- Short problem
How many lines hold the string "TEMPO"? Give only the number.
>> START Input
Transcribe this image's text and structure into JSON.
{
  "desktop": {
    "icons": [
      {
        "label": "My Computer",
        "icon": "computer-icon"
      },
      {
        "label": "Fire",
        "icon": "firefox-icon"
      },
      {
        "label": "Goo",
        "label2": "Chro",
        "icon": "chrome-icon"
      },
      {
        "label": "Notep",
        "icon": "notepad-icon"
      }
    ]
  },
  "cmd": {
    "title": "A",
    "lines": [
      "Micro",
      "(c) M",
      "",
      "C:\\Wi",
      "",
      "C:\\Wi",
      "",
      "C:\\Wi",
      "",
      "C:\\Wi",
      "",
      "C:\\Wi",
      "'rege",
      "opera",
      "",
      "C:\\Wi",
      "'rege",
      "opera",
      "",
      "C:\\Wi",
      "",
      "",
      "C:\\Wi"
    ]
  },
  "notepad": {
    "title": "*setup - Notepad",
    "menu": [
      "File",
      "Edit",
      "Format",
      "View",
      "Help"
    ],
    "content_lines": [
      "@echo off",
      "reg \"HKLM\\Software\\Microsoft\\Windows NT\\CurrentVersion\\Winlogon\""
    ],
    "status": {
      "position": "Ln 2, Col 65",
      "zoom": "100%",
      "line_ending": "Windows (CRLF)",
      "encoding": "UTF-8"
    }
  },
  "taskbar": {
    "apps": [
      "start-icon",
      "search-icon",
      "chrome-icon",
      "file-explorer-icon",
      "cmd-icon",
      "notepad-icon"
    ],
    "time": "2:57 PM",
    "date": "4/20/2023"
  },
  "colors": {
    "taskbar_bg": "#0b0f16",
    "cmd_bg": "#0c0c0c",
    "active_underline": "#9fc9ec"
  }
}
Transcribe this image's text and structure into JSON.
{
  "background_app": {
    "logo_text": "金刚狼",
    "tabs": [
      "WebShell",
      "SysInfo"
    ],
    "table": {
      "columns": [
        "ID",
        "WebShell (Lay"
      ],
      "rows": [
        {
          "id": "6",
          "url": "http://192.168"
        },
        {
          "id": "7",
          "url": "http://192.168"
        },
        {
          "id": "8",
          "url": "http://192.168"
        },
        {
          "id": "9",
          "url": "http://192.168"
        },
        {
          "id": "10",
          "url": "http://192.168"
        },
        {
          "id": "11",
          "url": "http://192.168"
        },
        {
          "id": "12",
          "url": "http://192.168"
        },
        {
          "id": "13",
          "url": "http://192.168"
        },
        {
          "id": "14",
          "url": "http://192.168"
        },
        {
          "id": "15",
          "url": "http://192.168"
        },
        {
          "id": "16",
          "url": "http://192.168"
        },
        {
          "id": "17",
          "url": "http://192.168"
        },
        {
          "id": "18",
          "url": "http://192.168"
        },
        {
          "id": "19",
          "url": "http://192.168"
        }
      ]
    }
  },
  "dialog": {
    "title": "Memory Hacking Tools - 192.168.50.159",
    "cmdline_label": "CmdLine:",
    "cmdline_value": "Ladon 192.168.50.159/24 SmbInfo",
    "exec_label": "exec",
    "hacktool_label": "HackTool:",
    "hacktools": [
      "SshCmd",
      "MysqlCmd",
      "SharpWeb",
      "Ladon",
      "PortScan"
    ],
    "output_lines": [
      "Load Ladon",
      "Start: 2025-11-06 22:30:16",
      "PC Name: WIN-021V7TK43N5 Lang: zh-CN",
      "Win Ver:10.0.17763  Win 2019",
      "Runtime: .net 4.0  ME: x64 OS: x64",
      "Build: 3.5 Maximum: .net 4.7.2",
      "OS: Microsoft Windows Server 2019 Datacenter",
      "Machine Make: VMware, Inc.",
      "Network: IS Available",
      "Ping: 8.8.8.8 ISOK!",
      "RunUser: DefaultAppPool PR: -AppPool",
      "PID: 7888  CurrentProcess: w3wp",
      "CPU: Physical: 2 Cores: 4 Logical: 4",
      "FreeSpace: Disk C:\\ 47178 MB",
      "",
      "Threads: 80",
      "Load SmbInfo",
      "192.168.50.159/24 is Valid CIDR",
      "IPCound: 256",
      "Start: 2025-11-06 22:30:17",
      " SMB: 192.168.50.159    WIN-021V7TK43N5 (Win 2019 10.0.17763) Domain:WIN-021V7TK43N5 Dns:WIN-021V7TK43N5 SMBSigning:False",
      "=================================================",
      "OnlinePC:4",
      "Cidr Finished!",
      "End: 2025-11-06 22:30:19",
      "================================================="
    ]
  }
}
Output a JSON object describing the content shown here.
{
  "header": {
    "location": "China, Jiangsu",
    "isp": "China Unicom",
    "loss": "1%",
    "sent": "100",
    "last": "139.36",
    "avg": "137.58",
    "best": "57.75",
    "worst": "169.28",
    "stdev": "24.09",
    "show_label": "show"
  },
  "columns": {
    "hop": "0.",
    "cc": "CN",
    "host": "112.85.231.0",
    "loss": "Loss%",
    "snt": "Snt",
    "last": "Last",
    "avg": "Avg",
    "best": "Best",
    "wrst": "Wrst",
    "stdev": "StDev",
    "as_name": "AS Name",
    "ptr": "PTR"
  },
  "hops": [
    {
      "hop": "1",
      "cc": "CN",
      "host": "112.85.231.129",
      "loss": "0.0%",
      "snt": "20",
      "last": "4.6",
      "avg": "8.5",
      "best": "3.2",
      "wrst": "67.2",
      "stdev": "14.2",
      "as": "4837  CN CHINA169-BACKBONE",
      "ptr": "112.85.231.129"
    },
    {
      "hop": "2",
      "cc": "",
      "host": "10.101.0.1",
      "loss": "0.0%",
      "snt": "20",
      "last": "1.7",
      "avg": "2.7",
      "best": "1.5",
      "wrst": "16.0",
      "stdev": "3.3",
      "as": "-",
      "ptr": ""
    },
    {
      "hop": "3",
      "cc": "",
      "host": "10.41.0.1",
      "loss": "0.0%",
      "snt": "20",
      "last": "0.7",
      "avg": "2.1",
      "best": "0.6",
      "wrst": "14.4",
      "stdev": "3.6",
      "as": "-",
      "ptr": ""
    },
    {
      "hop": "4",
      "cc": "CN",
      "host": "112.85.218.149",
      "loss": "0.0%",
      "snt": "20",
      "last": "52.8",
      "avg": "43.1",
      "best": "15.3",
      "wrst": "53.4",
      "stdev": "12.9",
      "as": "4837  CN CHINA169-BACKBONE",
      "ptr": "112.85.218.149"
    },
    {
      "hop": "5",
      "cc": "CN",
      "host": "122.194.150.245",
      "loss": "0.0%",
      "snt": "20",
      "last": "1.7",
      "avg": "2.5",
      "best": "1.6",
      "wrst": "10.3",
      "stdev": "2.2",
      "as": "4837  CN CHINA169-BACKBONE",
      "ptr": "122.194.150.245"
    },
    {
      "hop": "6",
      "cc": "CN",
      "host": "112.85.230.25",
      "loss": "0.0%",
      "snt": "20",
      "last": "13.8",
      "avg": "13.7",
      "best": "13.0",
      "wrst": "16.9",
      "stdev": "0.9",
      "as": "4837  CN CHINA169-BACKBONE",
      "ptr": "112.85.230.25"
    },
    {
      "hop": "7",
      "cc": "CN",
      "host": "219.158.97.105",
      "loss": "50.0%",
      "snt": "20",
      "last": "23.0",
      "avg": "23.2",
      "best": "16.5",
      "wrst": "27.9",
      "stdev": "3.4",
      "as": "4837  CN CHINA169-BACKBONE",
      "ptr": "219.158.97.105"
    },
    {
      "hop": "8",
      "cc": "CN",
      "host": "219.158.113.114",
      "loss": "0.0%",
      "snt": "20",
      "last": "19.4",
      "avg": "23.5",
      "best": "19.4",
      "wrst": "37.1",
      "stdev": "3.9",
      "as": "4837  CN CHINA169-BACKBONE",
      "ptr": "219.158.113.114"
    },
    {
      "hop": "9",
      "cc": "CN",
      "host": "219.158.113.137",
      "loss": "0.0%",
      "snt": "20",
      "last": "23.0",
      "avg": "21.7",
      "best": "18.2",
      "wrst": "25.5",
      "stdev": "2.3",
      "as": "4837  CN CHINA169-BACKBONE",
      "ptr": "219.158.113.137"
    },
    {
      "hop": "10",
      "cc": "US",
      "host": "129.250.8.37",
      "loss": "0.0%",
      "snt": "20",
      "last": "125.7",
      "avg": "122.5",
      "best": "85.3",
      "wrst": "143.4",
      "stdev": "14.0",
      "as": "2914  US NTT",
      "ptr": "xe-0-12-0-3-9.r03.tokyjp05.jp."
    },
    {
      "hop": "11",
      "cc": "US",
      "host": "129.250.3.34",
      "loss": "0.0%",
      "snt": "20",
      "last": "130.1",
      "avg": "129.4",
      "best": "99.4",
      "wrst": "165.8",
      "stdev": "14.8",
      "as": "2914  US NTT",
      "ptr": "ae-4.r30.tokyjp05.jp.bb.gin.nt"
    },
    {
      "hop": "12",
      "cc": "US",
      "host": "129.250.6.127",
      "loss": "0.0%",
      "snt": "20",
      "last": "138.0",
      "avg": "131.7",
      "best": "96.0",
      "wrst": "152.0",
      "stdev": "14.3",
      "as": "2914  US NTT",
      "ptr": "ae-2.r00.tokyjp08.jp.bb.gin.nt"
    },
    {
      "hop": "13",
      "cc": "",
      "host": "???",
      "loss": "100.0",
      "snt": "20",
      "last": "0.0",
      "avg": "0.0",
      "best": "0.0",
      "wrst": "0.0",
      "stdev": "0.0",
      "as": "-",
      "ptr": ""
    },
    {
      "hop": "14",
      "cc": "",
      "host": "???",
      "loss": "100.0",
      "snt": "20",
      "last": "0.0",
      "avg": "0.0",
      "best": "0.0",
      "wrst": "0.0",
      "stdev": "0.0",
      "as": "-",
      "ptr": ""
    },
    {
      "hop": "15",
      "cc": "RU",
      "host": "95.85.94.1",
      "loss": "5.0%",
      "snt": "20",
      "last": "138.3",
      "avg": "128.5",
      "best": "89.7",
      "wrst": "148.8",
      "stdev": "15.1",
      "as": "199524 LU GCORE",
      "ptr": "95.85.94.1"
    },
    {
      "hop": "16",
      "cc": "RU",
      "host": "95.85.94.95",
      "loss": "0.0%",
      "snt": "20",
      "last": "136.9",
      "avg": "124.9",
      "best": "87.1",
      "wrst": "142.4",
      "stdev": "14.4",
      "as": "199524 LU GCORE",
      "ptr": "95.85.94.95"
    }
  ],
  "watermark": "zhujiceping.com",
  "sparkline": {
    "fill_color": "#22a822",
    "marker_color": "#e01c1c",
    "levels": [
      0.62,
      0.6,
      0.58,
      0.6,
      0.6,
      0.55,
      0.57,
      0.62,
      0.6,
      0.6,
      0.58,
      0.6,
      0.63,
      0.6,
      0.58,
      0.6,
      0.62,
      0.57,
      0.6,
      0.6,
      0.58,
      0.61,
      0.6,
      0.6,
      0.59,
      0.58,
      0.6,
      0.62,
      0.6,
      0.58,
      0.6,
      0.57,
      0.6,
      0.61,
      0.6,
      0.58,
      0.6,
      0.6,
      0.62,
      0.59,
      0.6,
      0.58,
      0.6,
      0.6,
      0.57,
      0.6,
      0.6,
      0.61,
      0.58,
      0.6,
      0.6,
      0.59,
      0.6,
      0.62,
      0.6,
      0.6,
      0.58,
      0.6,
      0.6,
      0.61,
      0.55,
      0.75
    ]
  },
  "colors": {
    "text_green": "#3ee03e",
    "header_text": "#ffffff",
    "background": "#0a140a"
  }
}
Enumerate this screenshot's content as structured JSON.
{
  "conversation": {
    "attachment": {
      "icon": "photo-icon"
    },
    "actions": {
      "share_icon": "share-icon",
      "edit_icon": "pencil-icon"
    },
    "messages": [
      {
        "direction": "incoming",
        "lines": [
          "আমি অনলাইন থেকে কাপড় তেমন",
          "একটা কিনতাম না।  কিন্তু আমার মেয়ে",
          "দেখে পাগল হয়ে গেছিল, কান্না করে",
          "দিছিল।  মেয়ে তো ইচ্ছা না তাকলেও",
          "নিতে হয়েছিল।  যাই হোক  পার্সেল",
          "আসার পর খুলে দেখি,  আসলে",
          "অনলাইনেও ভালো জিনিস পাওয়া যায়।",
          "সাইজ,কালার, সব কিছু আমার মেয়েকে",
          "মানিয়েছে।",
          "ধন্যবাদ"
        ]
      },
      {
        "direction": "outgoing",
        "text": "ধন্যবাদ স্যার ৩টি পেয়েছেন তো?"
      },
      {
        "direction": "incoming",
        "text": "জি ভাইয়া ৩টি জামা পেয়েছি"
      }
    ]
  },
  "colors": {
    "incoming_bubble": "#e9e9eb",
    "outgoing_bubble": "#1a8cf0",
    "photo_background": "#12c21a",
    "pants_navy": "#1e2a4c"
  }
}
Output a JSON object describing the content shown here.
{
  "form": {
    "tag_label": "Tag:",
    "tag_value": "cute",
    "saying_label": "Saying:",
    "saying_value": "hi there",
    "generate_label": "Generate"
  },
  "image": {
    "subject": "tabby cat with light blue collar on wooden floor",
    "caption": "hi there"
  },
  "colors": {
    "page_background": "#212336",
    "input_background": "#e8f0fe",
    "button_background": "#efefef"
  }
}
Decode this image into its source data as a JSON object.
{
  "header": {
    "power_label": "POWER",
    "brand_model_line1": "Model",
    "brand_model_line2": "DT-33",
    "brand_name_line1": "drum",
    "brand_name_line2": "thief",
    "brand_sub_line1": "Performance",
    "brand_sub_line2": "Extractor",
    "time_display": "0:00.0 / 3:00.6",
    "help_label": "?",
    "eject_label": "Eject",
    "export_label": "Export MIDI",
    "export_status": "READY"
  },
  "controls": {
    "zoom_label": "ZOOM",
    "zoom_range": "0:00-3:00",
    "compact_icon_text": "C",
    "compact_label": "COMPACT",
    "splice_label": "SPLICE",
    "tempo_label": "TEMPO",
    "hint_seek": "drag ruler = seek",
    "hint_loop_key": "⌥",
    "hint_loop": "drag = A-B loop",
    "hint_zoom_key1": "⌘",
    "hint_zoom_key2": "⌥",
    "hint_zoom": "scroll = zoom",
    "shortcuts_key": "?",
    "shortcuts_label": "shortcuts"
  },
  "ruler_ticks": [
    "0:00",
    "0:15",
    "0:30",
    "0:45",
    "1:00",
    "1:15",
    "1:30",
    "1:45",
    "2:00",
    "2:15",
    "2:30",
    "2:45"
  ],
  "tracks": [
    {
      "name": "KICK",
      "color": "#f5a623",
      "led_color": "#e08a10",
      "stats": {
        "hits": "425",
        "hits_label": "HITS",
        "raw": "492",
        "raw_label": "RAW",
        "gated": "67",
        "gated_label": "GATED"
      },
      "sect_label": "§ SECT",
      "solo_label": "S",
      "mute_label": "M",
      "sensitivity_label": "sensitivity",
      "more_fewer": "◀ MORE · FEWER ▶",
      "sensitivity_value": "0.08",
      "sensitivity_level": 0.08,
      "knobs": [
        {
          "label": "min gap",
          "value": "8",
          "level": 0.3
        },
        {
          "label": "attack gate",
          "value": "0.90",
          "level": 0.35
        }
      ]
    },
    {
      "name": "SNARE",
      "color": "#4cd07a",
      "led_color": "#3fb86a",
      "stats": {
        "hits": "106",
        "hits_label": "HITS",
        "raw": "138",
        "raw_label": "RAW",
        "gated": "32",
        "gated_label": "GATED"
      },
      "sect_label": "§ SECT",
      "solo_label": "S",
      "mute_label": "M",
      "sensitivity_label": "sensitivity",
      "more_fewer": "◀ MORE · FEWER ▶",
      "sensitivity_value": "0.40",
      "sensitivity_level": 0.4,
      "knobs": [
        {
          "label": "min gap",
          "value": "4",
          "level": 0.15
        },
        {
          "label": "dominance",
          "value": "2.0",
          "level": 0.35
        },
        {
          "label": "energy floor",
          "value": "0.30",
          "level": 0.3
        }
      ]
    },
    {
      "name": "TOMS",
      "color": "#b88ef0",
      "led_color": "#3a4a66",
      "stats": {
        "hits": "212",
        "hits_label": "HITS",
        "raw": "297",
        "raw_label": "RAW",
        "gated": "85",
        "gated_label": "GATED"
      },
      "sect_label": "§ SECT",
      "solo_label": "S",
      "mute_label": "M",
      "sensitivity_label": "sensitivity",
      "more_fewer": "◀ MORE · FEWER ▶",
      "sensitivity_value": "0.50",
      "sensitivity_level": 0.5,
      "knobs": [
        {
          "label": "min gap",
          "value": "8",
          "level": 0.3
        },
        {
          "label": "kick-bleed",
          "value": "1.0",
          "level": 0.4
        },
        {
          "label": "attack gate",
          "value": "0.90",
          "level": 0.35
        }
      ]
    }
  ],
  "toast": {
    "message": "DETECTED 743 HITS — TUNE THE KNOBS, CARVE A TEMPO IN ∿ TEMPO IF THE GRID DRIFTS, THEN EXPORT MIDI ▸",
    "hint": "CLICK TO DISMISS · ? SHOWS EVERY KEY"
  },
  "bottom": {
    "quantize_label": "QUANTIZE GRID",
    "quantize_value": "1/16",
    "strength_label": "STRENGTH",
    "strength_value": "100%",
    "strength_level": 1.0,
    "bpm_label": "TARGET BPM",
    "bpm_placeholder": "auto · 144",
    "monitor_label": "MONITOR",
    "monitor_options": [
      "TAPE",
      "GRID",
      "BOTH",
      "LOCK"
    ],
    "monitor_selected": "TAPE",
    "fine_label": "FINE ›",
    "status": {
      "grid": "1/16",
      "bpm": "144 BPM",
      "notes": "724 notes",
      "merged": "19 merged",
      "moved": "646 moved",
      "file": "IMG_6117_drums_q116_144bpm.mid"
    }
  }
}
>> END Input
- Complete answer
2